Locate every line in the material below that has the word "JSON". Copy each of those lines.

Entries from a dataset
- - - -

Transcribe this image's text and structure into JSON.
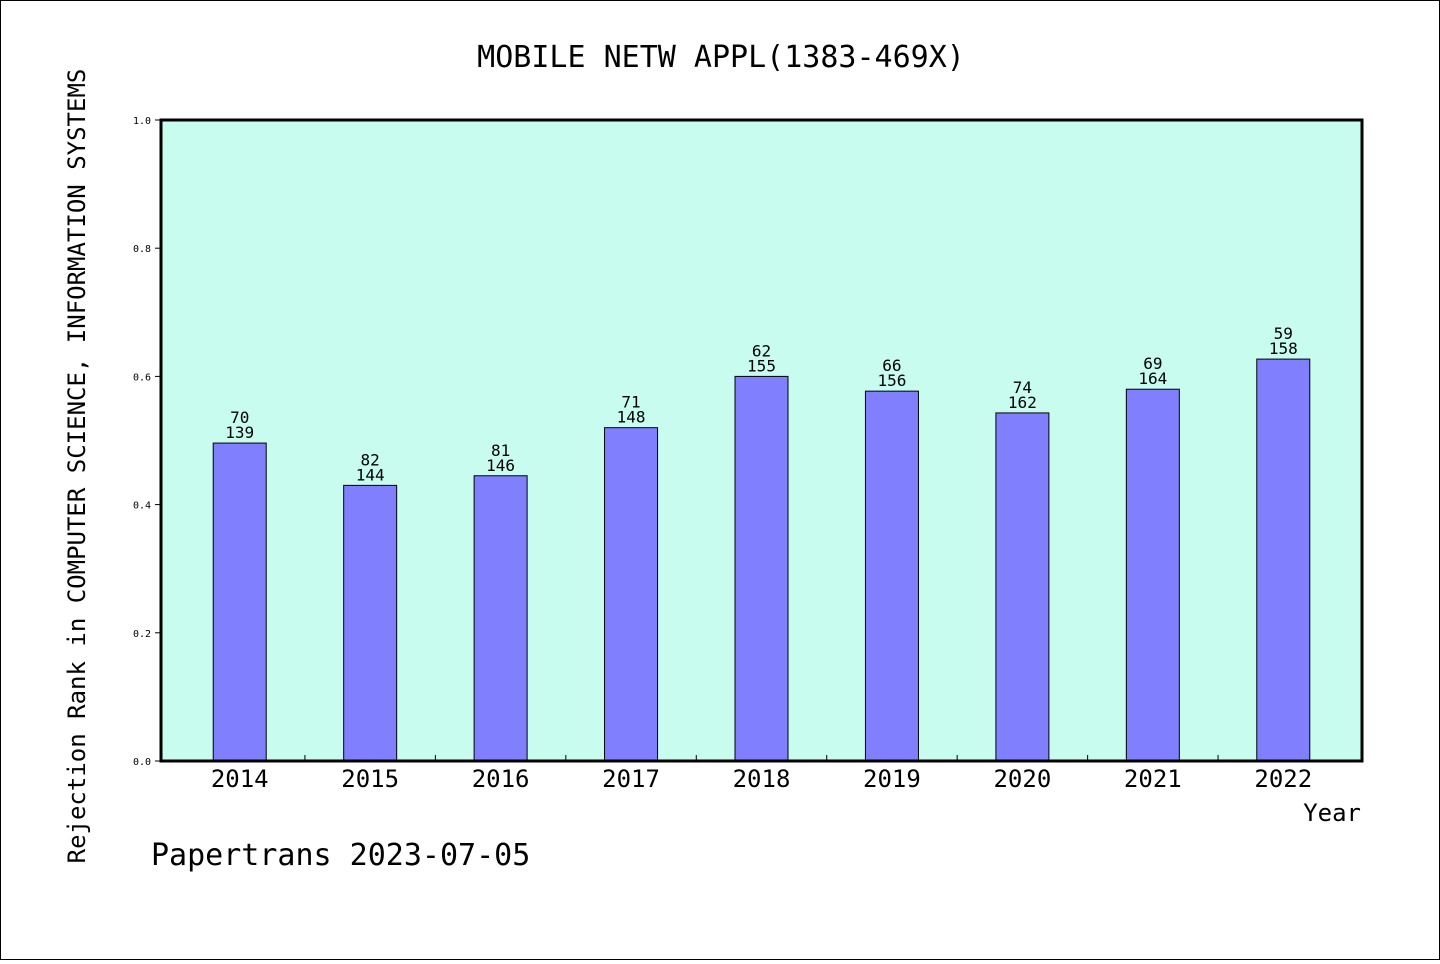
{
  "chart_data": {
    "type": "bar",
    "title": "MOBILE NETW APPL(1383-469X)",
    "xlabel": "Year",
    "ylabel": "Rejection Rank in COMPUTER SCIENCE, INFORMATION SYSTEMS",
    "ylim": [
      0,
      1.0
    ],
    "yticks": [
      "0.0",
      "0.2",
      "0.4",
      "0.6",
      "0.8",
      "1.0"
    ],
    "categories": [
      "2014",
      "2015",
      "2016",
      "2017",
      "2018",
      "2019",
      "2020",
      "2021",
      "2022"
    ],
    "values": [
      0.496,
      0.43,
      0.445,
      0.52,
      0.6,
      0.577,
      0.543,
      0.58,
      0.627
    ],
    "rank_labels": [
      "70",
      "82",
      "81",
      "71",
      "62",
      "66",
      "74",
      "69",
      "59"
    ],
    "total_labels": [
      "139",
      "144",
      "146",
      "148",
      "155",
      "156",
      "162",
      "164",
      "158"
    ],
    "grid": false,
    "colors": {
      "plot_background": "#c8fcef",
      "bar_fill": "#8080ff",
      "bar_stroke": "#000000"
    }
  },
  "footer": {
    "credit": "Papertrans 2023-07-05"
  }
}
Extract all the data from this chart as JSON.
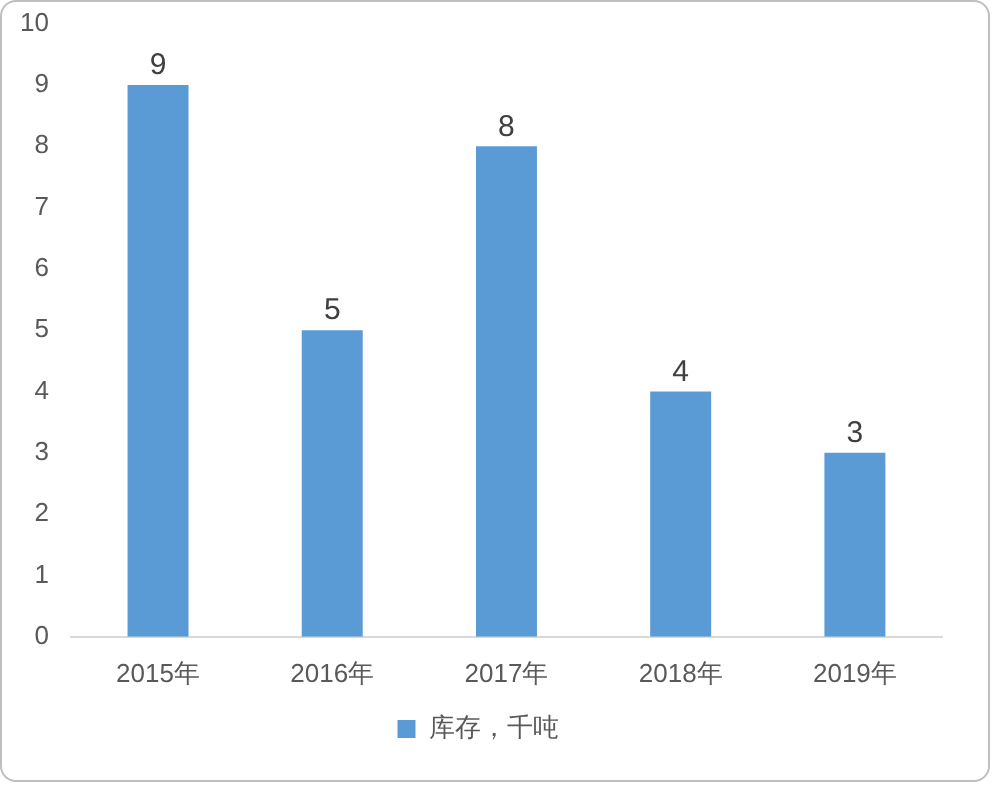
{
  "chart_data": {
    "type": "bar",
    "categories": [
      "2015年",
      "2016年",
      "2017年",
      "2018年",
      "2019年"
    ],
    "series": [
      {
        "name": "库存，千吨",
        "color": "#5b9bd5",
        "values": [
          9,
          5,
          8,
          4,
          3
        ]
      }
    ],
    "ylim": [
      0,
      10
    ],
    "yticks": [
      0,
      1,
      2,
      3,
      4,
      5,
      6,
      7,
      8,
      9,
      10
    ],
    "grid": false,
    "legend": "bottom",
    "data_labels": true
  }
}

- - - -

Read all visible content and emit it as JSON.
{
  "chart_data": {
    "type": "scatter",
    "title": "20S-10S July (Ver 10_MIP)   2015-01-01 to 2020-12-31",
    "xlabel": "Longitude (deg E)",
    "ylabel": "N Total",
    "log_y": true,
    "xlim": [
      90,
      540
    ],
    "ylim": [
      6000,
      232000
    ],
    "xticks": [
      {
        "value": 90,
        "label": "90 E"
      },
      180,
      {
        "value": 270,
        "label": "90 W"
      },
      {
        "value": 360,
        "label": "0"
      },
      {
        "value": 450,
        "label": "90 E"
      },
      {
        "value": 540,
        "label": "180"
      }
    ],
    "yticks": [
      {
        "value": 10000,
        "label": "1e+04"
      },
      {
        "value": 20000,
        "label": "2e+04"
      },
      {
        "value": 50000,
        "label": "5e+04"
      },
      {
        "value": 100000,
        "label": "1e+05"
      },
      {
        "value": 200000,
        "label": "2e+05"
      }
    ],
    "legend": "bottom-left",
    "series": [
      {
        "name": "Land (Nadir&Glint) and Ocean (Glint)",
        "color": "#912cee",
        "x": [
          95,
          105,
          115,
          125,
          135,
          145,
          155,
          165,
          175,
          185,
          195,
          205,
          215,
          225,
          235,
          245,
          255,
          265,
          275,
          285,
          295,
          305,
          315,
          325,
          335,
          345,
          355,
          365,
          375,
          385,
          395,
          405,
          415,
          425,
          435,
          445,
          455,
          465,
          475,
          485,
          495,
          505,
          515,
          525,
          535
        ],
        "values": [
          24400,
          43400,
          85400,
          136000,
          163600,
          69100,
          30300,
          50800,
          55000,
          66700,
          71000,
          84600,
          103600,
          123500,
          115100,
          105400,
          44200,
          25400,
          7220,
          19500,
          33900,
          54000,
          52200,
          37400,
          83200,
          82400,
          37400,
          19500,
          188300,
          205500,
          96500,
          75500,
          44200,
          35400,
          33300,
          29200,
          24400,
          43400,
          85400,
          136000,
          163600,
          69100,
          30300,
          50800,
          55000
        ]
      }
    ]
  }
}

- - - -

• ANSWER TO THIS PROBLEM
Transcribe this image's text and structure into JSON.
Extract all the data from this chart as JSON.
Read all visible content and emit it as JSON.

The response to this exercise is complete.